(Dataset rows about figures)
'''
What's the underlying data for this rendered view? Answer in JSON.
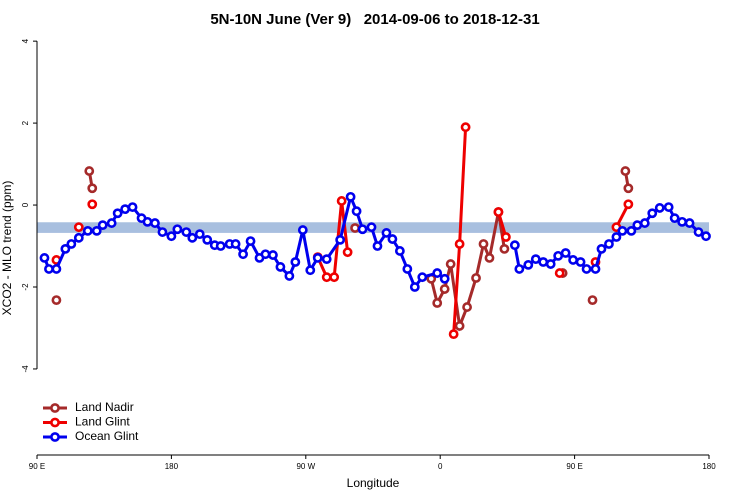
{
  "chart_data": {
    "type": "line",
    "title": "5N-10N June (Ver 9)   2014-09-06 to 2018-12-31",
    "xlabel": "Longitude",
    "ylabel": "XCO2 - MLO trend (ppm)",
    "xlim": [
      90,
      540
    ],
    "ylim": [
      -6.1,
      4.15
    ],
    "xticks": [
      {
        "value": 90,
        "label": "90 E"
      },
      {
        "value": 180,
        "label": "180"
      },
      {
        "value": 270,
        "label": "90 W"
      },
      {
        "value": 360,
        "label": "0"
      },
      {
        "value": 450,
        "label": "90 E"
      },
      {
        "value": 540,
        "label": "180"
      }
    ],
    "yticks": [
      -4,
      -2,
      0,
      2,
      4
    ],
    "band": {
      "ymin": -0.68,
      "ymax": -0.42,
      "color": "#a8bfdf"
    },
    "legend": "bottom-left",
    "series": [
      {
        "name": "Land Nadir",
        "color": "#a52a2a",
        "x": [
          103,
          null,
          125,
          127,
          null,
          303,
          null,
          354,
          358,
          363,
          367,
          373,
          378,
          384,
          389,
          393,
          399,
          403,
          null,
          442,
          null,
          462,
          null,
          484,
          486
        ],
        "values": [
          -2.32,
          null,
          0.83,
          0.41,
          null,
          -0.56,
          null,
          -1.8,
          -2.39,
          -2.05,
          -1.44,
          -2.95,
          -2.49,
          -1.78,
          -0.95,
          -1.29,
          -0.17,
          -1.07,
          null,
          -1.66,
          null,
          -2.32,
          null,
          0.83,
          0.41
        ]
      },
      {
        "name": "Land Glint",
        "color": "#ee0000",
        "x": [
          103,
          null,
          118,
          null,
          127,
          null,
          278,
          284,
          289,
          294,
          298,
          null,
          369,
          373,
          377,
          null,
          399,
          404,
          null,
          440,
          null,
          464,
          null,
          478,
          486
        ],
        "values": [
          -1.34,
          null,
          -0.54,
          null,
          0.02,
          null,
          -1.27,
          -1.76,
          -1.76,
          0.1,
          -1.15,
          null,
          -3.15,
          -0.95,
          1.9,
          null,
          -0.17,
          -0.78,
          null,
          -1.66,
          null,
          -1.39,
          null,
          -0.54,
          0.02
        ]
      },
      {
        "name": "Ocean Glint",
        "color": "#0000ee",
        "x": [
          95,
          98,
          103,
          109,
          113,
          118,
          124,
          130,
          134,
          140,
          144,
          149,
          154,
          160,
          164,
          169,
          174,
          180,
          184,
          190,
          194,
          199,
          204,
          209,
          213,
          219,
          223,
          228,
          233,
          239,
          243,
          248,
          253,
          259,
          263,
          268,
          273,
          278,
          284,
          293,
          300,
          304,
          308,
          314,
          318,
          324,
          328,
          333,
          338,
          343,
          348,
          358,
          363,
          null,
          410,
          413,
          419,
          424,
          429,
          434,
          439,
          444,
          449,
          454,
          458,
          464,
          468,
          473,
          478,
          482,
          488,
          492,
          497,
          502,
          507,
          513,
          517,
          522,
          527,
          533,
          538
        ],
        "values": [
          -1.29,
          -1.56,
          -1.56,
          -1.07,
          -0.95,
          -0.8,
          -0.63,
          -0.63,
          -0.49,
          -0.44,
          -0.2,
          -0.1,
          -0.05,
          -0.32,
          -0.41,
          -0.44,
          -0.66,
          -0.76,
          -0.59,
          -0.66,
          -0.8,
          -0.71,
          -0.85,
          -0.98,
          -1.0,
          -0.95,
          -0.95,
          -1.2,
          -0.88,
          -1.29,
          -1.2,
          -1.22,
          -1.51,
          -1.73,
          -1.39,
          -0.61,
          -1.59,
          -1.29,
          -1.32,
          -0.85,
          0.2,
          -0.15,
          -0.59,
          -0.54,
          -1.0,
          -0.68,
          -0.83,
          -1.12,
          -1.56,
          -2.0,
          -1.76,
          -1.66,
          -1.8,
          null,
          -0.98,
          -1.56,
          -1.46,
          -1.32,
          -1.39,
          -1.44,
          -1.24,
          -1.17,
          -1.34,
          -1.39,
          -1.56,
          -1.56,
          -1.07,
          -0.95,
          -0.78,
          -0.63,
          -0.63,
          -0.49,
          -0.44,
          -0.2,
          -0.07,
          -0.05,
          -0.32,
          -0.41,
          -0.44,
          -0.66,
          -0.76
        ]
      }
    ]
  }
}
'''
Reproduce every record above exactly, omitting the pictures.

• [Correct response]
What's the underlying data for this rendered view? Answer in JSON.
{
  "chart_data": {
    "type": "line",
    "title": "5N-10N June (Ver 9)   2014-09-06 to 2018-12-31",
    "xlabel": "Longitude",
    "ylabel": "XCO2 - MLO trend (ppm)",
    "xlim": [
      90,
      540
    ],
    "ylim": [
      -6.1,
      4.15
    ],
    "xticks": [
      {
        "value": 90,
        "label": "90 E"
      },
      {
        "value": 180,
        "label": "180"
      },
      {
        "value": 270,
        "label": "90 W"
      },
      {
        "value": 360,
        "label": "0"
      },
      {
        "value": 450,
        "label": "90 E"
      },
      {
        "value": 540,
        "label": "180"
      }
    ],
    "yticks": [
      -4,
      -2,
      0,
      2,
      4
    ],
    "band": {
      "ymin": -0.68,
      "ymax": -0.42,
      "color": "#a8bfdf"
    },
    "legend": "bottom-left",
    "series": [
      {
        "name": "Land Nadir",
        "color": "#a52a2a",
        "x": [
          103,
          null,
          125,
          127,
          null,
          303,
          null,
          354,
          358,
          363,
          367,
          373,
          378,
          384,
          389,
          393,
          399,
          403,
          null,
          442,
          null,
          462,
          null,
          484,
          486
        ],
        "values": [
          -2.32,
          null,
          0.83,
          0.41,
          null,
          -0.56,
          null,
          -1.8,
          -2.39,
          -2.05,
          -1.44,
          -2.95,
          -2.49,
          -1.78,
          -0.95,
          -1.29,
          -0.17,
          -1.07,
          null,
          -1.66,
          null,
          -2.32,
          null,
          0.83,
          0.41
        ]
      },
      {
        "name": "Land Glint",
        "color": "#ee0000",
        "x": [
          103,
          null,
          118,
          null,
          127,
          null,
          278,
          284,
          289,
          294,
          298,
          null,
          369,
          373,
          377,
          null,
          399,
          404,
          null,
          440,
          null,
          464,
          null,
          478,
          486
        ],
        "values": [
          -1.34,
          null,
          -0.54,
          null,
          0.02,
          null,
          -1.27,
          -1.76,
          -1.76,
          0.1,
          -1.15,
          null,
          -3.15,
          -0.95,
          1.9,
          null,
          -0.17,
          -0.78,
          null,
          -1.66,
          null,
          -1.39,
          null,
          -0.54,
          0.02
        ]
      },
      {
        "name": "Ocean Glint",
        "color": "#0000ee",
        "x": [
          95,
          98,
          103,
          109,
          113,
          118,
          124,
          130,
          134,
          140,
          144,
          149,
          154,
          160,
          164,
          169,
          174,
          180,
          184,
          190,
          194,
          199,
          204,
          209,
          213,
          219,
          223,
          228,
          233,
          239,
          243,
          248,
          253,
          259,
          263,
          268,
          273,
          278,
          284,
          293,
          300,
          304,
          308,
          314,
          318,
          324,
          328,
          333,
          338,
          343,
          348,
          358,
          363,
          null,
          410,
          413,
          419,
          424,
          429,
          434,
          439,
          444,
          449,
          454,
          458,
          464,
          468,
          473,
          478,
          482,
          488,
          492,
          497,
          502,
          507,
          513,
          517,
          522,
          527,
          533,
          538
        ],
        "values": [
          -1.29,
          -1.56,
          -1.56,
          -1.07,
          -0.95,
          -0.8,
          -0.63,
          -0.63,
          -0.49,
          -0.44,
          -0.2,
          -0.1,
          -0.05,
          -0.32,
          -0.41,
          -0.44,
          -0.66,
          -0.76,
          -0.59,
          -0.66,
          -0.8,
          -0.71,
          -0.85,
          -0.98,
          -1.0,
          -0.95,
          -0.95,
          -1.2,
          -0.88,
          -1.29,
          -1.2,
          -1.22,
          -1.51,
          -1.73,
          -1.39,
          -0.61,
          -1.59,
          -1.29,
          -1.32,
          -0.85,
          0.2,
          -0.15,
          -0.59,
          -0.54,
          -1.0,
          -0.68,
          -0.83,
          -1.12,
          -1.56,
          -2.0,
          -1.76,
          -1.66,
          -1.8,
          null,
          -0.98,
          -1.56,
          -1.46,
          -1.32,
          -1.39,
          -1.44,
          -1.24,
          -1.17,
          -1.34,
          -1.39,
          -1.56,
          -1.56,
          -1.07,
          -0.95,
          -0.78,
          -0.63,
          -0.63,
          -0.49,
          -0.44,
          -0.2,
          -0.07,
          -0.05,
          -0.32,
          -0.41,
          -0.44,
          -0.66,
          -0.76
        ]
      }
    ]
  }
}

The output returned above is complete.